__What to do__
Using the records provided below, locate and copy each line that contains the word "dose".

__Entries provided__

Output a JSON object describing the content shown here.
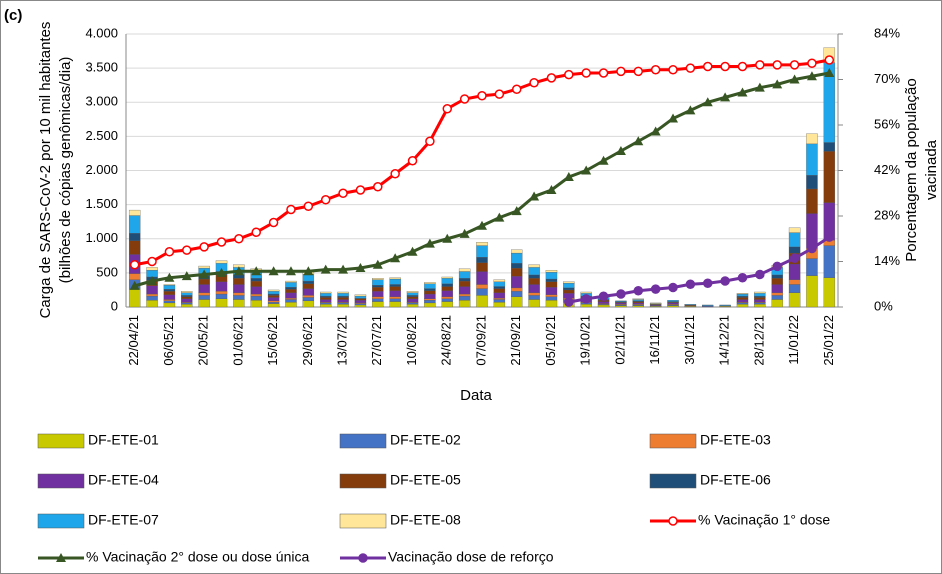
{
  "chart_data": {
    "type": "bar",
    "stacked": true,
    "panel_label": "(c)",
    "y_label": [
      "Carga de SARS-CoV-2 por 10 mil habitantes",
      "(bilhões de cópias genômicas/dia)"
    ],
    "y2_label": [
      "Porcentagem da população",
      "vacinada"
    ],
    "x_label": "Data",
    "categories": [
      "22/04/21",
      null,
      "06/05/21",
      null,
      "20/05/21",
      null,
      "01/06/21",
      null,
      "15/06/21",
      null,
      "29/06/21",
      null,
      "13/07/21",
      null,
      "27/07/21",
      null,
      "10/08/21",
      null,
      "24/08/21",
      null,
      "07/09/21",
      null,
      "21/09/21",
      null,
      "05/10/21",
      null,
      "19/10/21",
      null,
      "02/11/21",
      null,
      "16/11/21",
      null,
      "30/11/21",
      null,
      "14/12/21",
      null,
      "28/12/21",
      null,
      "11/01/22",
      null,
      "25/01/22"
    ],
    "ylim": [
      0,
      4000
    ],
    "yticks": [
      0,
      500,
      {
        "value": 1000,
        "label": "1.000"
      },
      {
        "value": 1500,
        "label": "1.500"
      },
      {
        "value": 2000,
        "label": "2.000"
      },
      {
        "value": 2500,
        "label": "2.500"
      },
      {
        "value": 3000,
        "label": "3.000"
      },
      {
        "value": 3500,
        "label": "3.500"
      },
      {
        "value": 4000,
        "label": "4.000"
      }
    ],
    "y2lim": [
      0,
      84
    ],
    "y2ticks": [
      {
        "value": 0,
        "label": "0%"
      },
      {
        "value": 14,
        "label": "14%"
      },
      {
        "value": 28,
        "label": "28%"
      },
      {
        "value": 42,
        "label": "42%"
      },
      {
        "value": 56,
        "label": "56%"
      },
      {
        "value": 70,
        "label": "70%"
      },
      {
        "value": 84,
        "label": "84%"
      }
    ],
    "grid": true,
    "series": [
      {
        "name": "DF-ETE-01",
        "color": "#c9c900",
        "values": [
          260,
          100,
          60,
          40,
          110,
          120,
          110,
          100,
          50,
          70,
          90,
          40,
          40,
          30,
          80,
          80,
          40,
          60,
          80,
          100,
          170,
          70,
          150,
          110,
          100,
          70,
          40,
          30,
          20,
          20,
          10,
          20,
          10,
          0,
          10,
          40,
          40,
          110,
          210,
          460,
          430
        ]
      },
      {
        "name": "DF-ETE-02",
        "color": "#4472c4",
        "values": [
          140,
          60,
          30,
          20,
          60,
          70,
          60,
          60,
          20,
          40,
          50,
          20,
          20,
          20,
          40,
          40,
          20,
          40,
          40,
          60,
          100,
          40,
          80,
          60,
          50,
          40,
          20,
          10,
          10,
          10,
          10,
          10,
          0,
          10,
          0,
          20,
          20,
          60,
          120,
          250,
          470
        ]
      },
      {
        "name": "DF-ETE-03",
        "color": "#ed7d31",
        "values": [
          90,
          30,
          20,
          10,
          40,
          40,
          40,
          30,
          20,
          20,
          30,
          10,
          10,
          10,
          30,
          30,
          10,
          20,
          30,
          30,
          60,
          20,
          50,
          40,
          30,
          20,
          10,
          10,
          10,
          10,
          0,
          10,
          0,
          0,
          0,
          10,
          10,
          40,
          70,
          150,
          80
        ]
      },
      {
        "name": "DF-ETE-04",
        "color": "#7030a0",
        "values": [
          280,
          120,
          70,
          50,
          120,
          140,
          120,
          110,
          50,
          80,
          100,
          40,
          40,
          40,
          80,
          90,
          50,
          70,
          90,
          110,
          190,
          80,
          170,
          120,
          110,
          70,
          40,
          30,
          20,
          20,
          10,
          20,
          10,
          10,
          10,
          40,
          40,
          120,
          230,
          510,
          550
        ]
      },
      {
        "name": "DF-ETE-05",
        "color": "#843c0c",
        "values": [
          200,
          80,
          50,
          30,
          80,
          100,
          90,
          80,
          30,
          50,
          70,
          30,
          30,
          20,
          60,
          60,
          30,
          50,
          60,
          80,
          130,
          60,
          120,
          90,
          80,
          50,
          30,
          20,
          10,
          20,
          10,
          10,
          10,
          0,
          0,
          30,
          30,
          90,
          160,
          360,
          750
        ]
      },
      {
        "name": "DF-ETE-06",
        "color": "#1f4e79",
        "values": [
          110,
          50,
          30,
          20,
          50,
          50,
          50,
          40,
          20,
          30,
          40,
          20,
          20,
          10,
          30,
          30,
          20,
          30,
          40,
          40,
          80,
          30,
          70,
          50,
          40,
          30,
          20,
          10,
          10,
          10,
          0,
          10,
          0,
          0,
          0,
          20,
          20,
          50,
          90,
          200,
          130
        ]
      },
      {
        "name": "DF-ETE-07",
        "color": "#1fa6ea",
        "values": [
          260,
          100,
          60,
          40,
          110,
          120,
          110,
          100,
          40,
          70,
          100,
          40,
          40,
          30,
          80,
          80,
          40,
          70,
          80,
          100,
          170,
          70,
          150,
          110,
          100,
          70,
          40,
          30,
          10,
          20,
          10,
          20,
          10,
          10,
          10,
          30,
          40,
          110,
          210,
          460,
          1170
        ]
      },
      {
        "name": "DF-ETE-08",
        "color": "#ffe699",
        "values": [
          80,
          40,
          10,
          20,
          30,
          40,
          40,
          40,
          20,
          20,
          40,
          20,
          20,
          20,
          20,
          20,
          20,
          20,
          20,
          40,
          50,
          30,
          50,
          40,
          30,
          20,
          20,
          10,
          0,
          10,
          10,
          0,
          0,
          0,
          0,
          10,
          20,
          30,
          70,
          150,
          220
        ]
      },
      {
        "name": "% Vacinação 1° dose",
        "type": "line",
        "axis": "y2",
        "color": "#ff0000",
        "marker": "circle-open",
        "values": [
          13,
          14,
          17,
          17.5,
          18.5,
          20,
          21,
          23,
          26,
          30,
          31,
          33,
          35,
          36,
          37,
          41,
          45,
          51,
          61,
          64,
          65,
          65.5,
          67,
          69,
          70.5,
          71.5,
          72,
          72,
          72.5,
          72.5,
          73,
          73,
          73.5,
          74,
          74,
          74,
          74.5,
          74.5,
          74.5,
          75,
          76
        ]
      },
      {
        "name": "% Vacinação 2° dose ou dose única",
        "type": "line",
        "axis": "y2",
        "color": "#375623",
        "marker": "triangle",
        "values": [
          6.5,
          8,
          9,
          9.5,
          10,
          10.5,
          11,
          11,
          11,
          11,
          11,
          11.5,
          11.5,
          12,
          13,
          15,
          17,
          19.5,
          21,
          22.5,
          25,
          27.5,
          29.5,
          34,
          36,
          40,
          42,
          45,
          48,
          51,
          54,
          58,
          60.5,
          63,
          64.5,
          66,
          67.5,
          68.5,
          70,
          71,
          72
        ]
      },
      {
        "name": "Vacinação dose de reforço",
        "type": "line",
        "axis": "y2",
        "color": "#7030a0",
        "marker": "circle",
        "values": [
          null,
          null,
          null,
          null,
          null,
          null,
          null,
          null,
          null,
          null,
          null,
          null,
          null,
          null,
          null,
          null,
          null,
          null,
          null,
          null,
          null,
          null,
          null,
          null,
          null,
          1.5,
          2.5,
          3.3,
          4,
          5,
          5.5,
          6,
          7,
          7.3,
          8,
          9,
          10,
          12.5,
          15,
          18,
          21.5
        ]
      }
    ]
  }
}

__Expected output__
        "name": "% Vacinação 1° dose",
        "name": "% Vacinação 2° dose ou dose única",
        "name": "Vacinação dose de reforço",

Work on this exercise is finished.